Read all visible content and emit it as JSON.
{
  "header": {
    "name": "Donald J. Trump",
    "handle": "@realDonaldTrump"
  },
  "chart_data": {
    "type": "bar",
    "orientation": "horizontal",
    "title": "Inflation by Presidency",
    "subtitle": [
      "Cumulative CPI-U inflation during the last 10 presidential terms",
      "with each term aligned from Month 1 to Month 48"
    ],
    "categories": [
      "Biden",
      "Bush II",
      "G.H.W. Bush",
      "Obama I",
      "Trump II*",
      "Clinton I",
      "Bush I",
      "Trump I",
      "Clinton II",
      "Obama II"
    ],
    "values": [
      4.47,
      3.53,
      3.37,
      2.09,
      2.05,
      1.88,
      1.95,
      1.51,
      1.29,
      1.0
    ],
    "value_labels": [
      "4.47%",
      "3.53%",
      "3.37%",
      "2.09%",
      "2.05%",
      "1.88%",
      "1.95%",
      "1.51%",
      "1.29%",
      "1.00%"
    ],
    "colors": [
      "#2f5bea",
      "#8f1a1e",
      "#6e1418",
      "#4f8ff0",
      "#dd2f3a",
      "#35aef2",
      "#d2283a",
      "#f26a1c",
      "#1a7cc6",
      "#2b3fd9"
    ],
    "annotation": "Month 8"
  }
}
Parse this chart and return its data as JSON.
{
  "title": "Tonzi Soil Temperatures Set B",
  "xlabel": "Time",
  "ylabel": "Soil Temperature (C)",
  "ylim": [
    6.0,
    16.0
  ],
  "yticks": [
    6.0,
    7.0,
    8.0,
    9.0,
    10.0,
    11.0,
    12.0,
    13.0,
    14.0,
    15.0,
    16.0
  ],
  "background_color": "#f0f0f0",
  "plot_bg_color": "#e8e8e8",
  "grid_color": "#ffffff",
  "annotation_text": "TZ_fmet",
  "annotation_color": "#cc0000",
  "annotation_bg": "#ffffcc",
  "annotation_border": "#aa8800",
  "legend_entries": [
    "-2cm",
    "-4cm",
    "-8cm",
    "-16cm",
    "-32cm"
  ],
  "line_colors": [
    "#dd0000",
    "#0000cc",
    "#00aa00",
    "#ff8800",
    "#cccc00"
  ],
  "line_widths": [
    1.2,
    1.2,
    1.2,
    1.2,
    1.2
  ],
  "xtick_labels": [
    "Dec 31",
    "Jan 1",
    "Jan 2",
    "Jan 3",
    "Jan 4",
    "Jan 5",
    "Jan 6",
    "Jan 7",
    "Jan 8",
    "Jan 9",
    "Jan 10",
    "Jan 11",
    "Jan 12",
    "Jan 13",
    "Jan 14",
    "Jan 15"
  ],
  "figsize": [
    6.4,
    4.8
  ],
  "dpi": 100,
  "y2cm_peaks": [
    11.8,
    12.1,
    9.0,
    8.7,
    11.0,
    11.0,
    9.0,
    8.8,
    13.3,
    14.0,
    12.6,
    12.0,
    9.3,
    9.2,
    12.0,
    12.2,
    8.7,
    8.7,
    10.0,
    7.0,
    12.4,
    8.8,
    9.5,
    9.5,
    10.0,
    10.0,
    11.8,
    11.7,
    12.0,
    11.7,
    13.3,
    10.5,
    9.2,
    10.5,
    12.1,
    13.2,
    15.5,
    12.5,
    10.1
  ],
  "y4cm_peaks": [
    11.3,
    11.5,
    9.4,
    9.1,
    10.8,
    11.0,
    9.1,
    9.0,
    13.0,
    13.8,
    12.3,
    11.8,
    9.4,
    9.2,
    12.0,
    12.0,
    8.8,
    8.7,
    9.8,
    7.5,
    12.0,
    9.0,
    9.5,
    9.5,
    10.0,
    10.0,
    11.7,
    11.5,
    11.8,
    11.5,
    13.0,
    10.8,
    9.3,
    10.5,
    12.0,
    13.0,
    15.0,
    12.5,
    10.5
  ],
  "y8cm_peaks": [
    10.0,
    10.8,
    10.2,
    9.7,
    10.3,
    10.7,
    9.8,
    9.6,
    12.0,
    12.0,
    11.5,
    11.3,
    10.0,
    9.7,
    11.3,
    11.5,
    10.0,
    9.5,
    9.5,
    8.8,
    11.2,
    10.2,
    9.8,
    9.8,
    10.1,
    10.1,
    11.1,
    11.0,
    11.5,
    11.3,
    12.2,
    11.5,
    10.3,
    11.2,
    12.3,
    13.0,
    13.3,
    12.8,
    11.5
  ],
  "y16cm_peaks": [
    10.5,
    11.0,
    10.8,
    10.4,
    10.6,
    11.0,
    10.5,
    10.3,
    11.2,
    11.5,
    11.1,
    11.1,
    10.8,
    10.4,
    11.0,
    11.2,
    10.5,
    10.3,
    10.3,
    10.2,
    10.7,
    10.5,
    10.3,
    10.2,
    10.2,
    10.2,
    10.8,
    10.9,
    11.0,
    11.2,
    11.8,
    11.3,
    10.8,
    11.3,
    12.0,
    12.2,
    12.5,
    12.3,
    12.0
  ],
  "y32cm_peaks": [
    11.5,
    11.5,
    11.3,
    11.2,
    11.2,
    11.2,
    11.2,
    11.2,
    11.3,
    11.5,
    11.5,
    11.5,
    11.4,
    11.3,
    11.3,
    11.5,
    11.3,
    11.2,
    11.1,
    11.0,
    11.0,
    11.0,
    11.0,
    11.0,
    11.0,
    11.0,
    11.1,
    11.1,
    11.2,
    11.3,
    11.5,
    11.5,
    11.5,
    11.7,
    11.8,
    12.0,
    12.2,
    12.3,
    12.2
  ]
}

Stated problem: Write all of the records out again exactly.

Result below:
Read all visible content and emit it as JSON.
{
  "header": {
    "name": "Donald J. Trump",
    "handle": "@realDonaldTrump"
  },
  "chart_data": {
    "type": "bar",
    "orientation": "horizontal",
    "title": "Inflation by Presidency",
    "subtitle": [
      "Cumulative CPI-U inflation during the last 10 presidential terms",
      "with each term aligned from Month 1 to Month 48"
    ],
    "categories": [
      "Biden",
      "Bush II",
      "G.H.W. Bush",
      "Obama I",
      "Trump II*",
      "Clinton I",
      "Bush I",
      "Trump I",
      "Clinton II",
      "Obama II"
    ],
    "values": [
      4.47,
      3.53,
      3.37,
      2.09,
      2.05,
      1.88,
      1.95,
      1.51,
      1.29,
      1.0
    ],
    "value_labels": [
      "4.47%",
      "3.53%",
      "3.37%",
      "2.09%",
      "2.05%",
      "1.88%",
      "1.95%",
      "1.51%",
      "1.29%",
      "1.00%"
    ],
    "colors": [
      "#2f5bea",
      "#8f1a1e",
      "#6e1418",
      "#4f8ff0",
      "#dd2f3a",
      "#35aef2",
      "#d2283a",
      "#f26a1c",
      "#1a7cc6",
      "#2b3fd9"
    ],
    "annotation": "Month 8"
  }
}
Parse this chart and return its data as JSON.
{
  "title": "Tonzi Soil Temperatures Set B",
  "xlabel": "Time",
  "ylabel": "Soil Temperature (C)",
  "ylim": [
    6.0,
    16.0
  ],
  "yticks": [
    6.0,
    7.0,
    8.0,
    9.0,
    10.0,
    11.0,
    12.0,
    13.0,
    14.0,
    15.0,
    16.0
  ],
  "background_color": "#f0f0f0",
  "plot_bg_color": "#e8e8e8",
  "grid_color": "#ffffff",
  "annotation_text": "TZ_fmet",
  "annotation_color": "#cc0000",
  "annotation_bg": "#ffffcc",
  "annotation_border": "#aa8800",
  "legend_entries": [
    "-2cm",
    "-4cm",
    "-8cm",
    "-16cm",
    "-32cm"
  ],
  "line_colors": [
    "#dd0000",
    "#0000cc",
    "#00aa00",
    "#ff8800",
    "#cccc00"
  ],
  "line_widths": [
    1.2,
    1.2,
    1.2,
    1.2,
    1.2
  ],
  "xtick_labels": [
    "Dec 31",
    "Jan 1",
    "Jan 2",
    "Jan 3",
    "Jan 4",
    "Jan 5",
    "Jan 6",
    "Jan 7",
    "Jan 8",
    "Jan 9",
    "Jan 10",
    "Jan 11",
    "Jan 12",
    "Jan 13",
    "Jan 14",
    "Jan 15"
  ],
  "figsize": [
    6.4,
    4.8
  ],
  "dpi": 100,
  "y2cm_peaks": [
    11.8,
    12.1,
    9.0,
    8.7,
    11.0,
    11.0,
    9.0,
    8.8,
    13.3,
    14.0,
    12.6,
    12.0,
    9.3,
    9.2,
    12.0,
    12.2,
    8.7,
    8.7,
    10.0,
    7.0,
    12.4,
    8.8,
    9.5,
    9.5,
    10.0,
    10.0,
    11.8,
    11.7,
    12.0,
    11.7,
    13.3,
    10.5,
    9.2,
    10.5,
    12.1,
    13.2,
    15.5,
    12.5,
    10.1
  ],
  "y4cm_peaks": [
    11.3,
    11.5,
    9.4,
    9.1,
    10.8,
    11.0,
    9.1,
    9.0,
    13.0,
    13.8,
    12.3,
    11.8,
    9.4,
    9.2,
    12.0,
    12.0,
    8.8,
    8.7,
    9.8,
    7.5,
    12.0,
    9.0,
    9.5,
    9.5,
    10.0,
    10.0,
    11.7,
    11.5,
    11.8,
    11.5,
    13.0,
    10.8,
    9.3,
    10.5,
    12.0,
    13.0,
    15.0,
    12.5,
    10.5
  ],
  "y8cm_peaks": [
    10.0,
    10.8,
    10.2,
    9.7,
    10.3,
    10.7,
    9.8,
    9.6,
    12.0,
    12.0,
    11.5,
    11.3,
    10.0,
    9.7,
    11.3,
    11.5,
    10.0,
    9.5,
    9.5,
    8.8,
    11.2,
    10.2,
    9.8,
    9.8,
    10.1,
    10.1,
    11.1,
    11.0,
    11.5,
    11.3,
    12.2,
    11.5,
    10.3,
    11.2,
    12.3,
    13.0,
    13.3,
    12.8,
    11.5
  ],
  "y16cm_peaks": [
    10.5,
    11.0,
    10.8,
    10.4,
    10.6,
    11.0,
    10.5,
    10.3,
    11.2,
    11.5,
    11.1,
    11.1,
    10.8,
    10.4,
    11.0,
    11.2,
    10.5,
    10.3,
    10.3,
    10.2,
    10.7,
    10.5,
    10.3,
    10.2,
    10.2,
    10.2,
    10.8,
    10.9,
    11.0,
    11.2,
    11.8,
    11.3,
    10.8,
    11.3,
    12.0,
    12.2,
    12.5,
    12.3,
    12.0
  ],
  "y32cm_peaks": [
    11.5,
    11.5,
    11.3,
    11.2,
    11.2,
    11.2,
    11.2,
    11.2,
    11.3,
    11.5,
    11.5,
    11.5,
    11.4,
    11.3,
    11.3,
    11.5,
    11.3,
    11.2,
    11.1,
    11.0,
    11.0,
    11.0,
    11.0,
    11.0,
    11.0,
    11.0,
    11.1,
    11.1,
    11.2,
    11.3,
    11.5,
    11.5,
    11.5,
    11.7,
    11.8,
    12.0,
    12.2,
    12.3,
    12.2
  ]
}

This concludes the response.